Extracted records
________
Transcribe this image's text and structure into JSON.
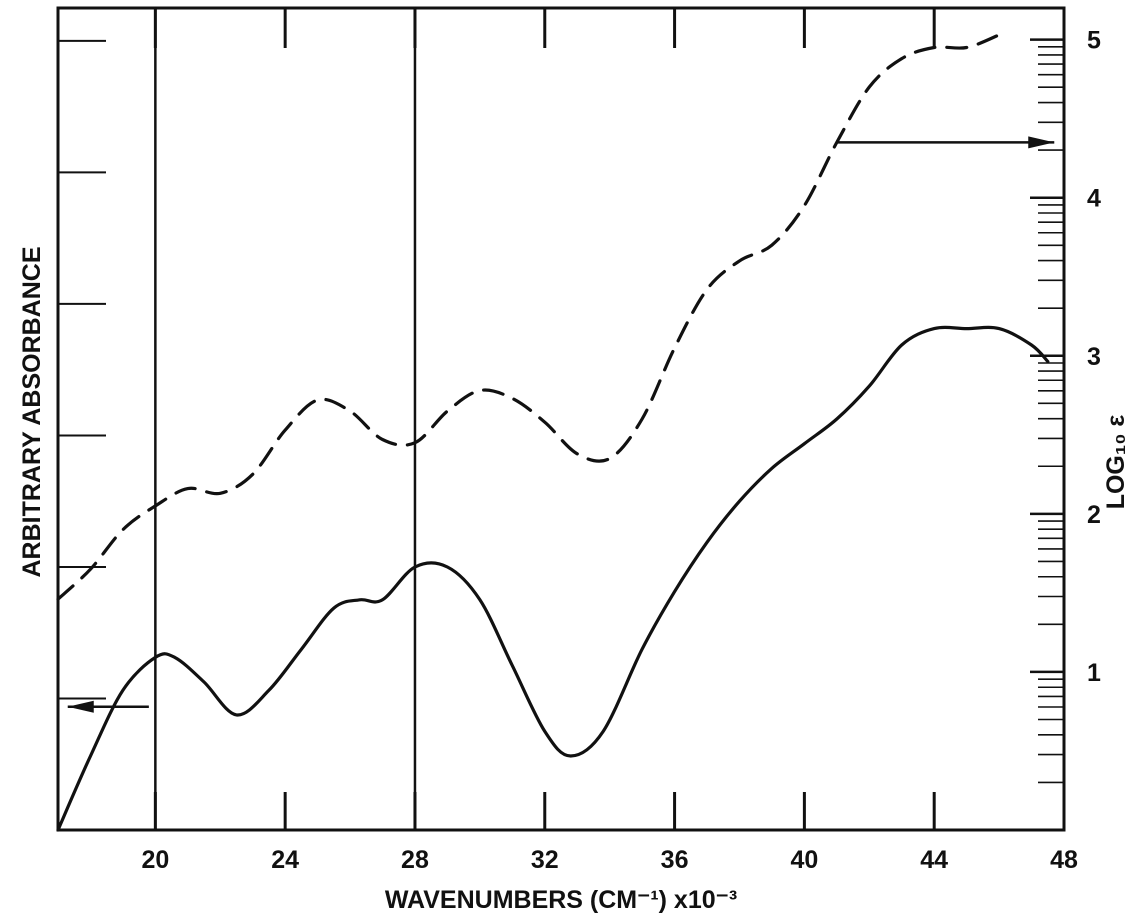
{
  "chart_data": {
    "type": "line",
    "xlabel": "WAVENUMBERS (CM⁻¹) x10⁻³",
    "ylabel_left": "ARBITRARY ABSORBANCE",
    "ylabel_right": "LOG₁₀ ε",
    "xlim": [
      17,
      48
    ],
    "ylim_left": [
      0,
      1
    ],
    "ylim_right": [
      0,
      5.2
    ],
    "x_ticks": [
      20,
      24,
      28,
      32,
      36,
      40,
      44,
      48
    ],
    "y_right_ticks": [
      1,
      2,
      3,
      4,
      5
    ],
    "vertical_lines": [
      20,
      28
    ],
    "grid": false,
    "series": [
      {
        "axis": "left",
        "style": "solid",
        "x": [
          17,
          18,
          19,
          20,
          20.6,
          21.5,
          22.5,
          23.5,
          24.5,
          25.5,
          26.3,
          27,
          28,
          29,
          30,
          31,
          32,
          32.8,
          33.8,
          35,
          36,
          37,
          38,
          39,
          40,
          41,
          42,
          43,
          44,
          45,
          46,
          47,
          47.5
        ],
        "values": [
          0.0,
          0.09,
          0.17,
          0.21,
          0.21,
          0.18,
          0.14,
          0.17,
          0.22,
          0.27,
          0.28,
          0.28,
          0.32,
          0.32,
          0.28,
          0.2,
          0.12,
          0.09,
          0.12,
          0.22,
          0.29,
          0.35,
          0.4,
          0.44,
          0.47,
          0.5,
          0.54,
          0.59,
          0.61,
          0.61,
          0.61,
          0.59,
          0.57
        ]
      },
      {
        "axis": "right",
        "style": "dashed",
        "x": [
          17,
          18,
          19,
          20,
          21,
          22,
          23,
          24,
          25,
          26,
          27,
          28,
          29,
          30,
          31,
          32,
          33,
          34,
          35,
          36,
          37,
          38,
          39,
          40,
          41,
          42,
          43,
          44,
          45,
          46
        ],
        "values": [
          1.46,
          1.65,
          1.9,
          2.05,
          2.16,
          2.13,
          2.25,
          2.53,
          2.72,
          2.65,
          2.47,
          2.45,
          2.65,
          2.78,
          2.73,
          2.58,
          2.38,
          2.35,
          2.6,
          3.05,
          3.42,
          3.6,
          3.7,
          3.95,
          4.35,
          4.7,
          4.88,
          4.95,
          4.95,
          5.03
        ]
      }
    ],
    "annotations": [
      {
        "type": "arrow",
        "direction": "left",
        "axis": "left",
        "from_x": 19.8,
        "to_x": 17.3,
        "y": 0.15
      },
      {
        "type": "arrow",
        "direction": "right",
        "axis": "right",
        "from_x": 41,
        "to_x": 47.7,
        "y": 4.35
      }
    ]
  }
}
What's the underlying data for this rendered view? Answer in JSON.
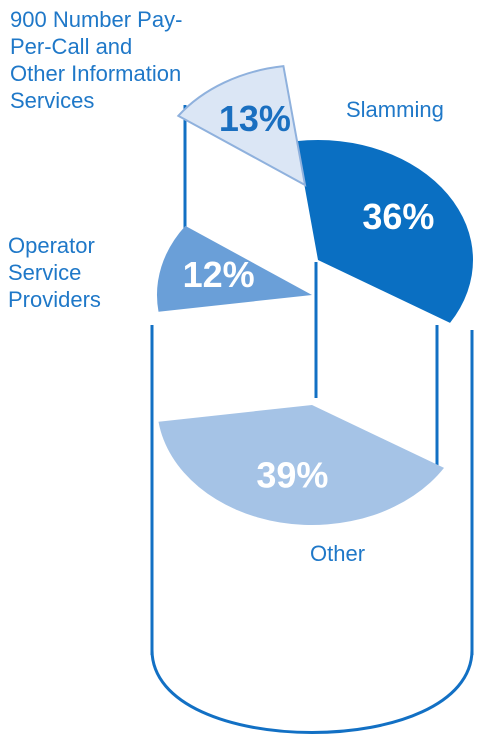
{
  "chart_data": {
    "type": "pie",
    "categories": [
      "Slamming",
      "Other",
      "Operator Service Providers",
      "900 Number Pay-Per-Call and Other Information Services"
    ],
    "values": [
      36,
      39,
      12,
      13
    ],
    "value_labels": [
      "36%",
      "39%",
      "12%",
      "13%"
    ],
    "colors": [
      "#0a6fc2",
      "#a5c3e6",
      "#6a9fd8",
      "#dbe6f5"
    ]
  }
}
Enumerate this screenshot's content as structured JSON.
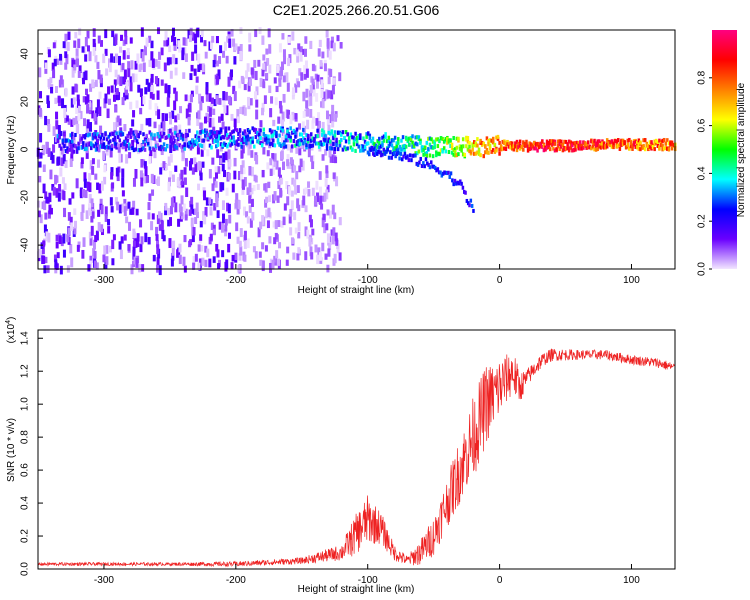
{
  "figure_title": "C2E1.2025.266.20.51.G06",
  "chart_data": [
    {
      "type": "heatmap",
      "name": "spectrogram",
      "xlabel": "Height of straight line (km)",
      "ylabel": "Frequency (Hz)",
      "xlim": [
        -350,
        133
      ],
      "ylim": [
        -50,
        50
      ],
      "xticks": [
        -300,
        -200,
        -100,
        0,
        100
      ],
      "yticks": [
        -40,
        -20,
        0,
        20,
        40
      ],
      "colorbar": {
        "label": "Normalized spectral amplitude",
        "range": [
          0,
          1
        ],
        "ticks": [
          "0.0",
          "0.2",
          "0.4",
          "0.6",
          "0.8"
        ],
        "colors": [
          "#f2e6ff",
          "#6a00ff",
          "#0000ff",
          "#00ffff",
          "#00ff00",
          "#ffff00",
          "#ff8000",
          "#ff0000",
          "#ff0080"
        ]
      },
      "ridge": {
        "x": [
          -330,
          -300,
          -250,
          -200,
          -150,
          -100,
          -75,
          -50,
          -30,
          -20,
          0,
          20,
          50,
          80,
          100,
          133
        ],
        "frequency": [
          3,
          3,
          4,
          5,
          5,
          3,
          2,
          1,
          1,
          1,
          1.5,
          1.5,
          1.5,
          2,
          2,
          2
        ],
        "amplitude": [
          0.2,
          0.2,
          0.2,
          0.25,
          0.3,
          0.35,
          0.4,
          0.45,
          0.6,
          0.7,
          0.75,
          0.85,
          0.85,
          0.8,
          0.8,
          0.75
        ]
      },
      "branch": {
        "x": [
          -100,
          -80,
          -60,
          -40,
          -30,
          -25,
          -20
        ],
        "frequency": [
          0,
          -2,
          -5,
          -10,
          -15,
          -20,
          -25
        ]
      }
    },
    {
      "type": "line",
      "name": "snr",
      "xlabel": "Height of straight line (km)",
      "ylabel": "SNR (10 * v/v)",
      "y_multiplier": "(x10",
      "y_multiplier_exp": "4",
      "y_multiplier_close": ")",
      "xlim": [
        -350,
        133
      ],
      "ylim": [
        0,
        1.45
      ],
      "xticks": [
        -300,
        -200,
        -100,
        0,
        100
      ],
      "yticks": [
        "0.0",
        "0.2",
        "0.4",
        "0.6",
        "0.8",
        "1.0",
        "1.2",
        "1.4"
      ],
      "color": "#ee2222",
      "series": [
        {
          "name": "SNR",
          "x": [
            -350,
            -300,
            -250,
            -200,
            -150,
            -120,
            -110,
            -100,
            -90,
            -80,
            -70,
            -60,
            -50,
            -40,
            -35,
            -30,
            -25,
            -20,
            -15,
            -10,
            -5,
            0,
            5,
            10,
            15,
            20,
            25,
            30,
            35,
            40,
            60,
            80,
            100,
            120,
            133
          ],
          "y": [
            0.03,
            0.03,
            0.03,
            0.03,
            0.05,
            0.1,
            0.2,
            0.3,
            0.25,
            0.1,
            0.05,
            0.1,
            0.2,
            0.4,
            0.5,
            0.6,
            0.7,
            0.8,
            0.9,
            1.0,
            1.05,
            1.1,
            1.15,
            1.2,
            1.1,
            1.15,
            1.2,
            1.25,
            1.28,
            1.3,
            1.3,
            1.3,
            1.27,
            1.25,
            1.22
          ],
          "noise": [
            0.01,
            0.01,
            0.01,
            0.015,
            0.02,
            0.05,
            0.12,
            0.15,
            0.1,
            0.05,
            0.03,
            0.08,
            0.12,
            0.15,
            0.18,
            0.2,
            0.22,
            0.25,
            0.25,
            0.25,
            0.2,
            0.2,
            0.15,
            0.15,
            0.1,
            0.06,
            0.05,
            0.05,
            0.04,
            0.04,
            0.03,
            0.03,
            0.03,
            0.03,
            0.03
          ]
        }
      ]
    }
  ]
}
________
- **PROMPT**
Write every entry out again exactly, dropping the pictures.

- **SOLUTION TO THIS EXERCISE**
Transcribe this image's text and structure into JSON.
{
  "chart_data": {
    "type": "line",
    "xlabel": "WAVENUMBERS (CM⁻¹) x10⁻³",
    "ylabel_left": "ARBITRARY ABSORBANCE",
    "ylabel_right": "LOG₁₀ ε",
    "xlim": [
      17,
      48
    ],
    "ylim_left": [
      0,
      1
    ],
    "ylim_right": [
      0,
      5.2
    ],
    "x_ticks": [
      20,
      24,
      28,
      32,
      36,
      40,
      44,
      48
    ],
    "y_right_ticks": [
      1,
      2,
      3,
      4,
      5
    ],
    "vertical_lines": [
      20,
      28
    ],
    "grid": false,
    "series": [
      {
        "axis": "left",
        "style": "solid",
        "x": [
          17,
          18,
          19,
          20,
          20.6,
          21.5,
          22.5,
          23.5,
          24.5,
          25.5,
          26.3,
          27,
          28,
          29,
          30,
          31,
          32,
          32.8,
          33.8,
          35,
          36,
          37,
          38,
          39,
          40,
          41,
          42,
          43,
          44,
          45,
          46,
          47,
          47.5
        ],
        "values": [
          0.0,
          0.09,
          0.17,
          0.21,
          0.21,
          0.18,
          0.14,
          0.17,
          0.22,
          0.27,
          0.28,
          0.28,
          0.32,
          0.32,
          0.28,
          0.2,
          0.12,
          0.09,
          0.12,
          0.22,
          0.29,
          0.35,
          0.4,
          0.44,
          0.47,
          0.5,
          0.54,
          0.59,
          0.61,
          0.61,
          0.61,
          0.59,
          0.57
        ]
      },
      {
        "axis": "right",
        "style": "dashed",
        "x": [
          17,
          18,
          19,
          20,
          21,
          22,
          23,
          24,
          25,
          26,
          27,
          28,
          29,
          30,
          31,
          32,
          33,
          34,
          35,
          36,
          37,
          38,
          39,
          40,
          41,
          42,
          43,
          44,
          45,
          46
        ],
        "values": [
          1.46,
          1.65,
          1.9,
          2.05,
          2.16,
          2.13,
          2.25,
          2.53,
          2.72,
          2.65,
          2.47,
          2.45,
          2.65,
          2.78,
          2.73,
          2.58,
          2.38,
          2.35,
          2.6,
          3.05,
          3.42,
          3.6,
          3.7,
          3.95,
          4.35,
          4.7,
          4.88,
          4.95,
          4.95,
          5.03
        ]
      }
    ],
    "annotations": [
      {
        "type": "arrow",
        "direction": "left",
        "axis": "left",
        "from_x": 19.8,
        "to_x": 17.3,
        "y": 0.15
      },
      {
        "type": "arrow",
        "direction": "right",
        "axis": "right",
        "from_x": 41,
        "to_x": 47.7,
        "y": 4.35
      }
    ]
  }
}
What's the underlying data for this rendered view? Answer in JSON.
{
  "chart_data": {
    "type": "pie",
    "categories": [
      "Slamming",
      "Other",
      "Operator Service Providers",
      "900 Number Pay-Per-Call and Other Information Services"
    ],
    "values": [
      36,
      39,
      12,
      13
    ],
    "value_labels": [
      "36%",
      "39%",
      "12%",
      "13%"
    ],
    "colors": [
      "#0a6fc2",
      "#a5c3e6",
      "#6a9fd8",
      "#dbe6f5"
    ]
  }
}
Enumerate this screenshot's content as structured JSON.
{
  "figure_title": "C2E1.2025.266.20.51.G06",
  "chart_data": [
    {
      "type": "heatmap",
      "name": "spectrogram",
      "xlabel": "Height of straight line (km)",
      "ylabel": "Frequency (Hz)",
      "xlim": [
        -350,
        133
      ],
      "ylim": [
        -50,
        50
      ],
      "xticks": [
        -300,
        -200,
        -100,
        0,
        100
      ],
      "yticks": [
        -40,
        -20,
        0,
        20,
        40
      ],
      "colorbar": {
        "label": "Normalized spectral amplitude",
        "range": [
          0,
          1
        ],
        "ticks": [
          "0.0",
          "0.2",
          "0.4",
          "0.6",
          "0.8"
        ],
        "colors": [
          "#f2e6ff",
          "#6a00ff",
          "#0000ff",
          "#00ffff",
          "#00ff00",
          "#ffff00",
          "#ff8000",
          "#ff0000",
          "#ff0080"
        ]
      },
      "ridge": {
        "x": [
          -330,
          -300,
          -250,
          -200,
          -150,
          -100,
          -75,
          -50,
          -30,
          -20,
          0,
          20,
          50,
          80,
          100,
          133
        ],
        "frequency": [
          3,
          3,
          4,
          5,
          5,
          3,
          2,
          1,
          1,
          1,
          1.5,
          1.5,
          1.5,
          2,
          2,
          2
        ],
        "amplitude": [
          0.2,
          0.2,
          0.2,
          0.25,
          0.3,
          0.35,
          0.4,
          0.45,
          0.6,
          0.7,
          0.75,
          0.85,
          0.85,
          0.8,
          0.8,
          0.75
        ]
      },
      "branch": {
        "x": [
          -100,
          -80,
          -60,
          -40,
          -30,
          -25,
          -20
        ],
        "frequency": [
          0,
          -2,
          -5,
          -10,
          -15,
          -20,
          -25
        ]
      }
    },
    {
      "type": "line",
      "name": "snr",
      "xlabel": "Height of straight line (km)",
      "ylabel": "SNR (10 * v/v)",
      "y_multiplier": "(x10",
      "y_multiplier_exp": "4",
      "y_multiplier_close": ")",
      "xlim": [
        -350,
        133
      ],
      "ylim": [
        0,
        1.45
      ],
      "xticks": [
        -300,
        -200,
        -100,
        0,
        100
      ],
      "yticks": [
        "0.0",
        "0.2",
        "0.4",
        "0.6",
        "0.8",
        "1.0",
        "1.2",
        "1.4"
      ],
      "color": "#ee2222",
      "series": [
        {
          "name": "SNR",
          "x": [
            -350,
            -300,
            -250,
            -200,
            -150,
            -120,
            -110,
            -100,
            -90,
            -80,
            -70,
            -60,
            -50,
            -40,
            -35,
            -30,
            -25,
            -20,
            -15,
            -10,
            -5,
            0,
            5,
            10,
            15,
            20,
            25,
            30,
            35,
            40,
            60,
            80,
            100,
            120,
            133
          ],
          "y": [
            0.03,
            0.03,
            0.03,
            0.03,
            0.05,
            0.1,
            0.2,
            0.3,
            0.25,
            0.1,
            0.05,
            0.1,
            0.2,
            0.4,
            0.5,
            0.6,
            0.7,
            0.8,
            0.9,
            1.0,
            1.05,
            1.1,
            1.15,
            1.2,
            1.1,
            1.15,
            1.2,
            1.25,
            1.28,
            1.3,
            1.3,
            1.3,
            1.27,
            1.25,
            1.22
          ],
          "noise": [
            0.01,
            0.01,
            0.01,
            0.015,
            0.02,
            0.05,
            0.12,
            0.15,
            0.1,
            0.05,
            0.03,
            0.08,
            0.12,
            0.15,
            0.18,
            0.2,
            0.22,
            0.25,
            0.25,
            0.25,
            0.2,
            0.2,
            0.15,
            0.15,
            0.1,
            0.06,
            0.05,
            0.05,
            0.04,
            0.04,
            0.03,
            0.03,
            0.03,
            0.03,
            0.03
          ]
        }
      ]
    }
  ]
}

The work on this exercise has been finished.